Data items
(begin)

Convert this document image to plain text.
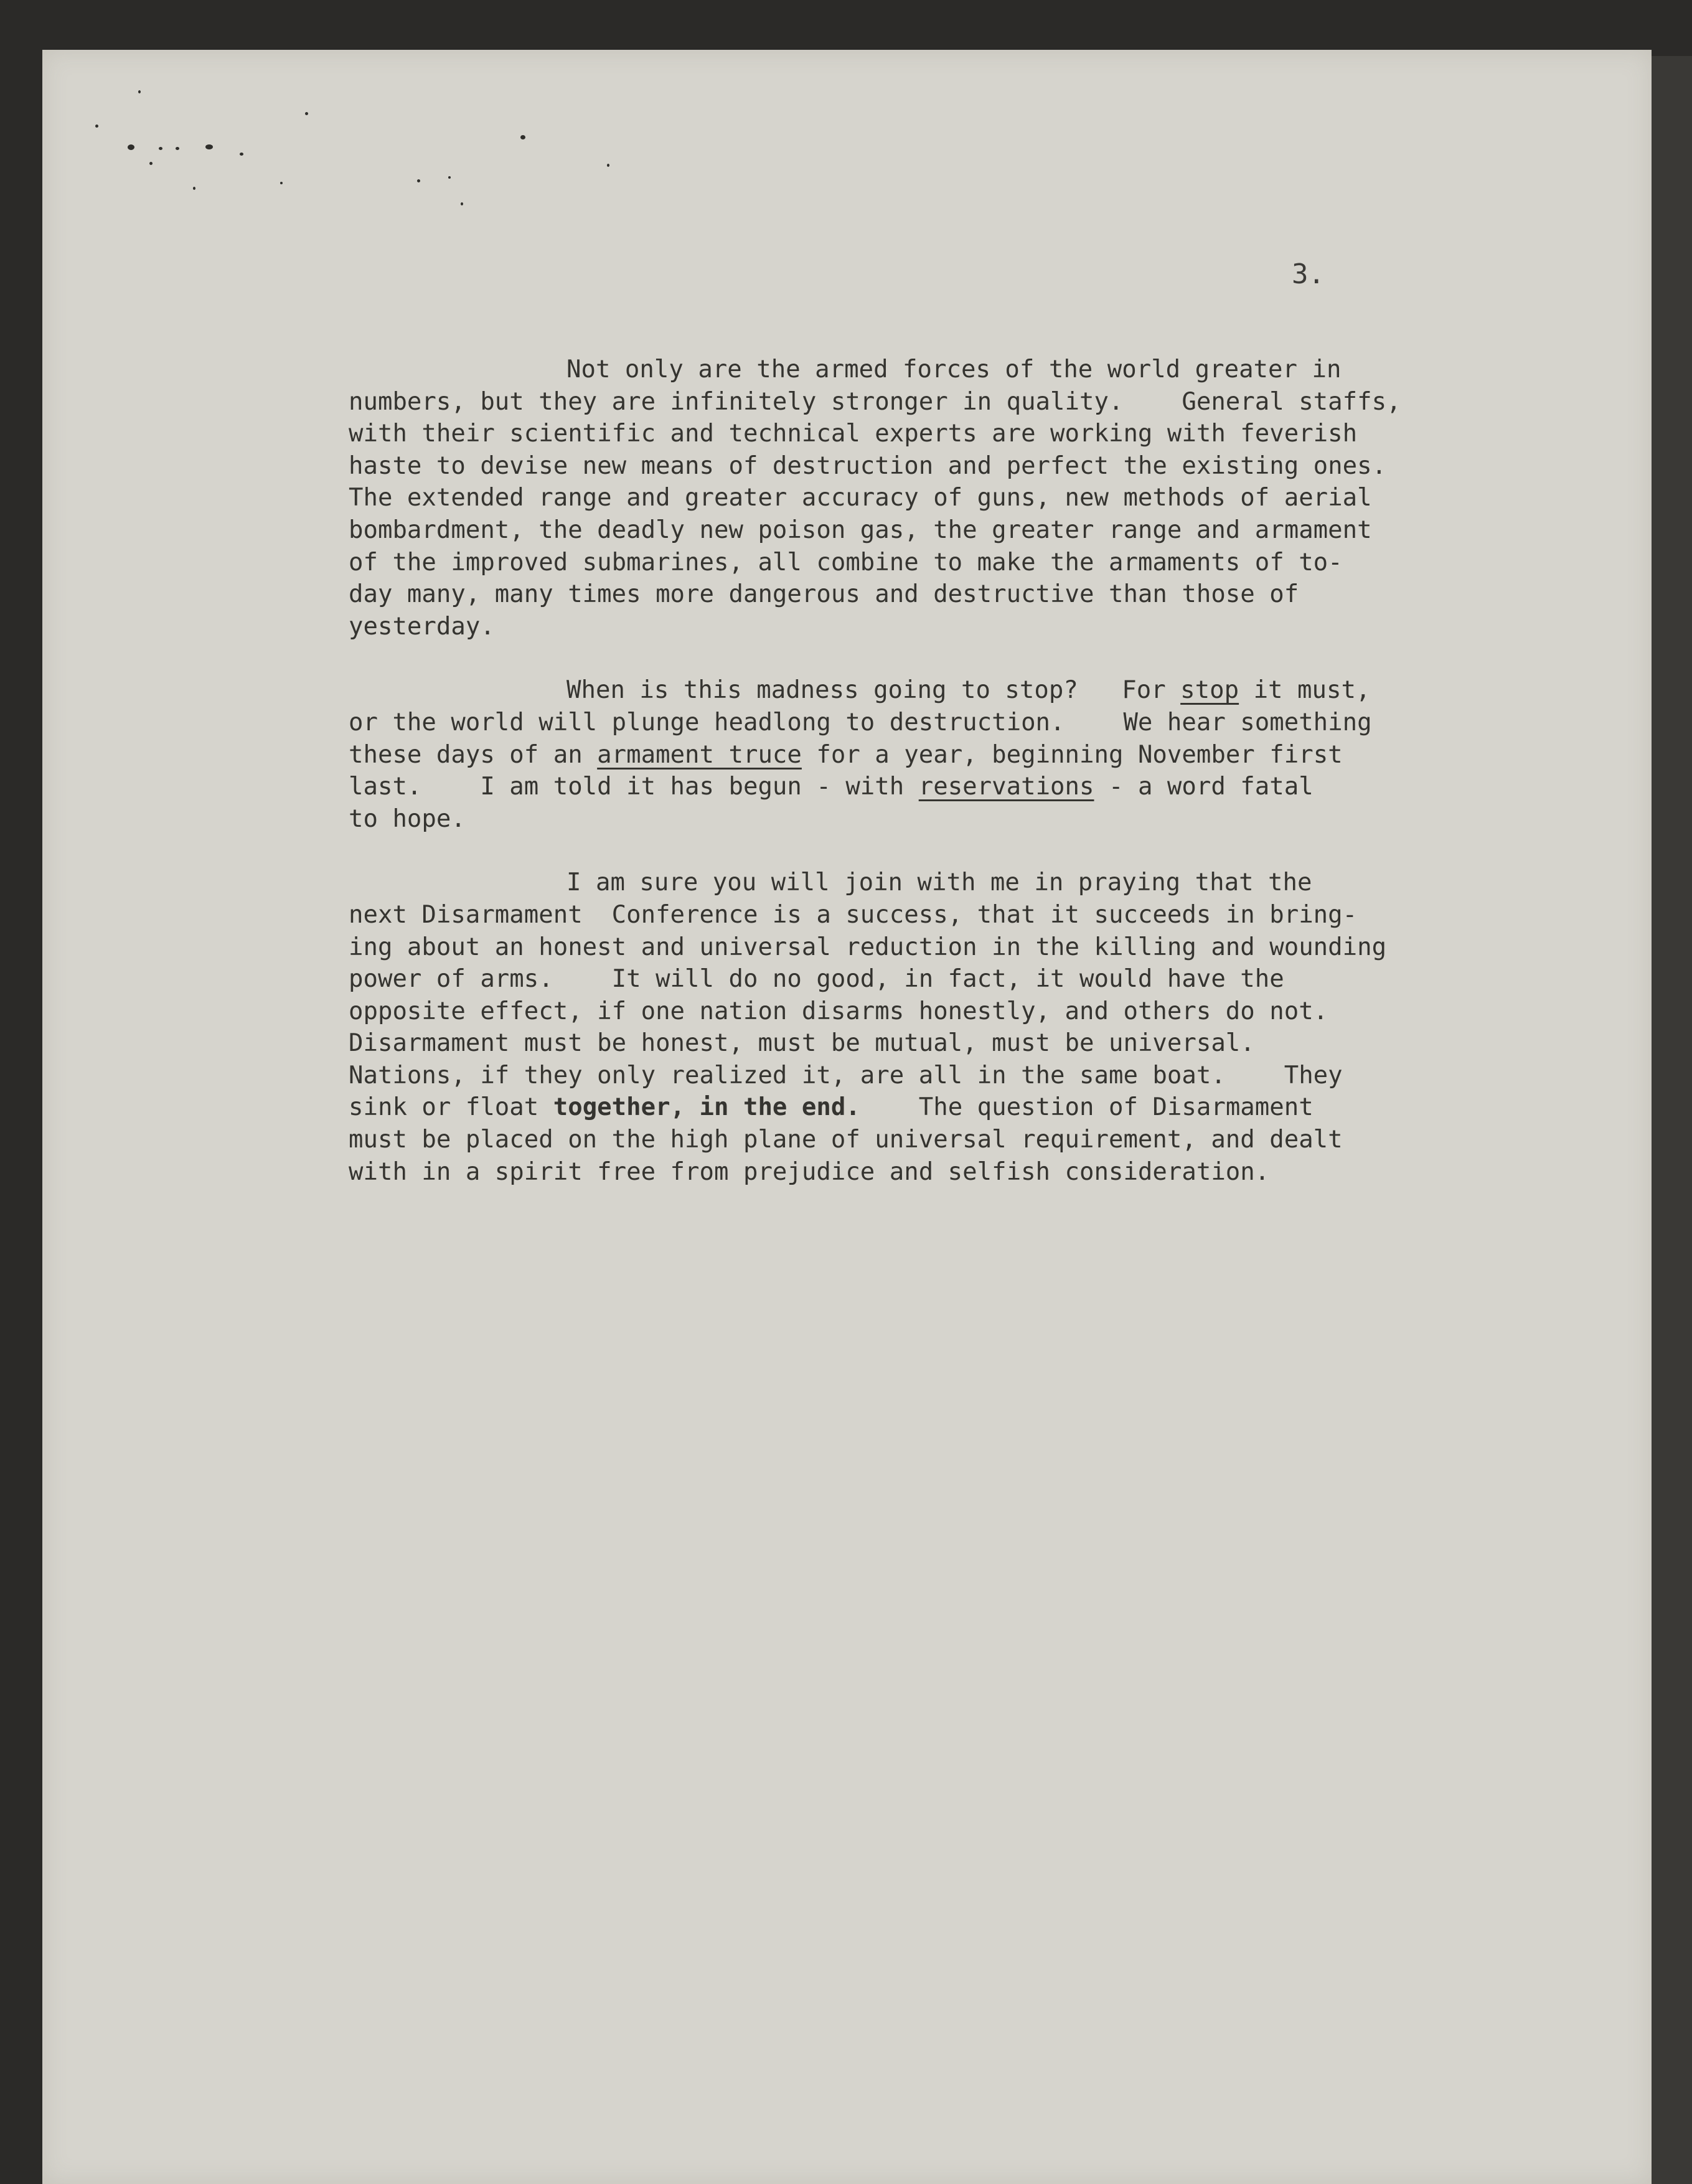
3.
Not only are the armed forces of the world greater in
numbers, but they are infinitely stronger in quality.    General staffs,
with their scientific and technical experts are working with feverish
haste to devise new means of destruction and perfect the existing ones.
The extended range and greater accuracy of guns, new methods of aerial
bombardment, the deadly new poison gas, the greater range and armament
of the improved submarines, all combine to make the armaments of to-
day many, many times more dangerous and destructive than those of
yesterday.
When is this madness going to stop?   For stop it must,
or the world will plunge headlong to destruction.    We hear something
these days of an armament truce for a year, beginning November first
last.    I am told it has begun - with reservations - a word fatal
to hope.
I am sure you will join with me in praying that the
next Disarmament  Conference is a success, that it succeeds in bring-
ing about an honest and universal reduction in the killing and wounding
power of arms.    It will do no good, in fact, it would have the
opposite effect, if one nation disarms honestly, and others do not.
Disarmament must be honest, must be mutual, must be universal.
Nations, if they only realized it, are all in the same boat.    They
sink or float together, in the end.    The question of Disarmament
must be placed on the high plane of universal requirement, and dealt
with in a spirit free from prejudice and selfish consideration.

(end)

-- The problem --
Reproduce every record above exactly, but leave out the pictures.

-- Solution to this exercise --
Convert this document image to plain text.
3.
Not only are the armed forces of the world greater in
numbers, but they are infinitely stronger in quality.    General staffs,
with their scientific and technical experts are working with feverish
haste to devise new means of destruction and perfect the existing ones.
The extended range and greater accuracy of guns, new methods of aerial
bombardment, the deadly new poison gas, the greater range and armament
of the improved submarines, all combine to make the armaments of to-
day many, many times more dangerous and destructive than those of
yesterday.
When is this madness going to stop?   For stop it must,
or the world will plunge headlong to destruction.    We hear something
these days of an armament truce for a year, beginning November first
last.    I am told it has begun - with reservations - a word fatal
to hope.
I am sure you will join with me in praying that the
next Disarmament  Conference is a success, that it succeeds in bring-
ing about an honest and universal reduction in the killing and wounding
power of arms.    It will do no good, in fact, it would have the
opposite effect, if one nation disarms honestly, and others do not.
Disarmament must be honest, must be mutual, must be universal.
Nations, if they only realized it, are all in the same boat.    They
sink or float together, in the end.    The question of Disarmament
must be placed on the high plane of universal requirement, and dealt
with in a spirit free from prejudice and selfish consideration.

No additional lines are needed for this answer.